━━ RECORDED DATA ━━
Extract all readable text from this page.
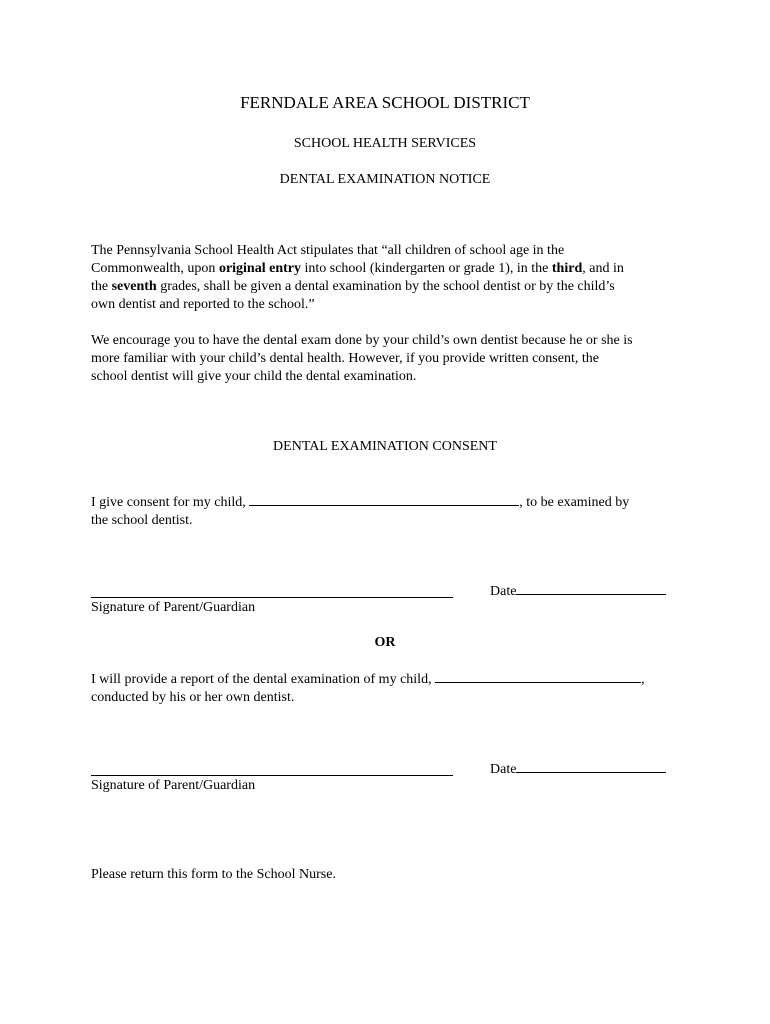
FERNDALE AREA SCHOOL DISTRICT
SCHOOL HEALTH SERVICES
DENTAL EXAMINATION NOTICE
The Pennsylvania School Health Act stipulates that “all children of school age in the
Commonwealth, upon original entry into school (kindergarten or grade 1), in the third, and in
the seventh grades, shall be given a dental examination by the school dentist or by the child’s
own dentist and reported to the school.”
We encourage you to have the dental exam done by your child’s own dentist because he or she is
more familiar with your child’s dental health. However, if you provide written consent, the
school dentist will give your child the dental examination.
DENTAL EXAMINATION CONSENT
I give consent for my child,	, to be examined by
the school dentist.
Signature of Parent/Guardian
Date
OR
I will provide a report of the dental examination of my child,	,
conducted by his or her own dentist.
Signature of Parent/Guardian
Date
Please return this form to the School Nurse.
━━━
* GIVEN EXERCISE *
Extract the full listing above verbatim; pictures are to be left out of the copy.

* TASK SOLUTION *
Extract all readable text from this page.
FERNDALE AREA SCHOOL DISTRICT
SCHOOL HEALTH SERVICES
DENTAL EXAMINATION NOTICE
The Pennsylvania School Health Act stipulates that “all children of school age in the
Commonwealth, upon original entry into school (kindergarten or grade 1), in the third, and in
the seventh grades, shall be given a dental examination by the school dentist or by the child’s
own dentist and reported to the school.”
We encourage you to have the dental exam done by your child’s own dentist because he or she is
more familiar with your child’s dental health. However, if you provide written consent, the
school dentist will give your child the dental examination.
DENTAL EXAMINATION CONSENT
I give consent for my child,	, to be examined by
the school dentist.
Signature of Parent/Guardian
Date
OR
I will provide a report of the dental examination of my child,	,
conducted by his or her own dentist.
Signature of Parent/Guardian
Date
Please return this form to the School Nurse.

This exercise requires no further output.